-- start of Provided records --
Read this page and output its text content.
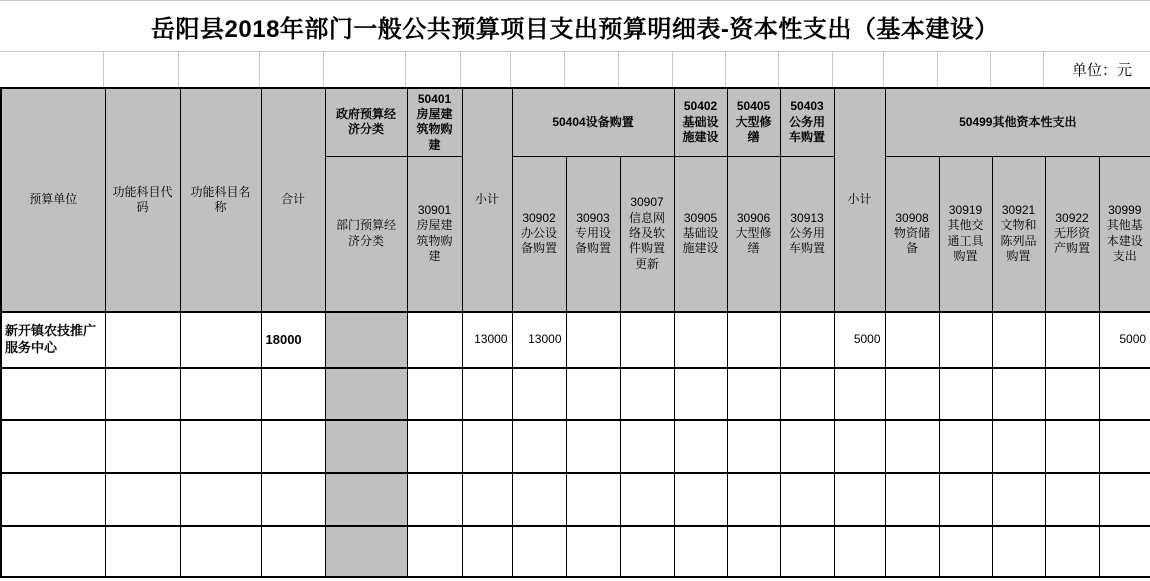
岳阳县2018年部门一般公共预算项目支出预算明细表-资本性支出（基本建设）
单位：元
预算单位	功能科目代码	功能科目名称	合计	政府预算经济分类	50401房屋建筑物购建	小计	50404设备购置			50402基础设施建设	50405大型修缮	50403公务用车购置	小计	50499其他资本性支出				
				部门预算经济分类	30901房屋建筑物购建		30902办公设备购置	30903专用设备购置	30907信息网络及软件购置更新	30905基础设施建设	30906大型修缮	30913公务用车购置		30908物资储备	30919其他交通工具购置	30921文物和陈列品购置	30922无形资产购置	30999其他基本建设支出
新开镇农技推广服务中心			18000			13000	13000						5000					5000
-- end of Provided records --
-- start of Provided records --
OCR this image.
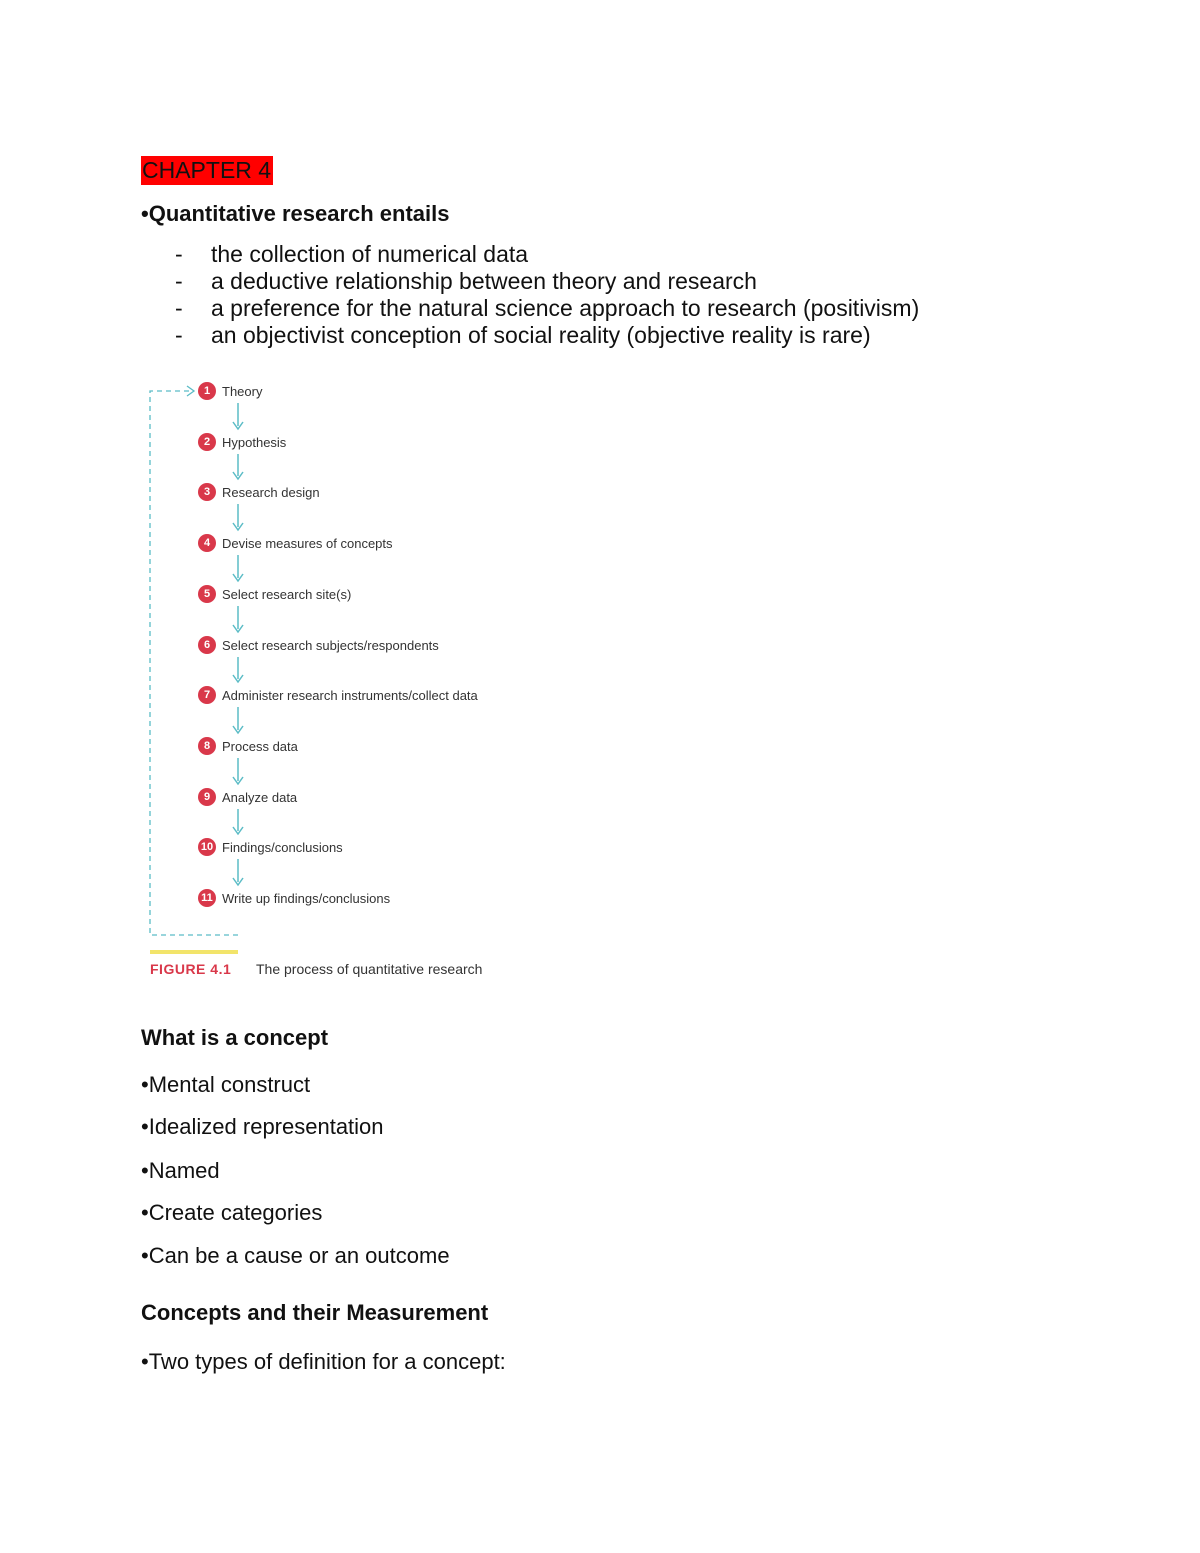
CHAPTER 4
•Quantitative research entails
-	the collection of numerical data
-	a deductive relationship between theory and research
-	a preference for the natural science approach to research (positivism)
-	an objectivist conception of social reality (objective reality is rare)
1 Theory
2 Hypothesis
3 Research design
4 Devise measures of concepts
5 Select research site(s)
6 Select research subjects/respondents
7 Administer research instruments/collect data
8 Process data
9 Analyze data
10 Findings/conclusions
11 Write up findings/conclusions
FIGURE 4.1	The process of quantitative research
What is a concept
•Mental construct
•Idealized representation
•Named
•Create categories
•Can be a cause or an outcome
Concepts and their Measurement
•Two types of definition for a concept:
-- end of Provided records --
=== Task ===
From the listing above, collect every line that mentions the word "this".

=== Answer below ===
Read this page and output its text content.
OCR this image.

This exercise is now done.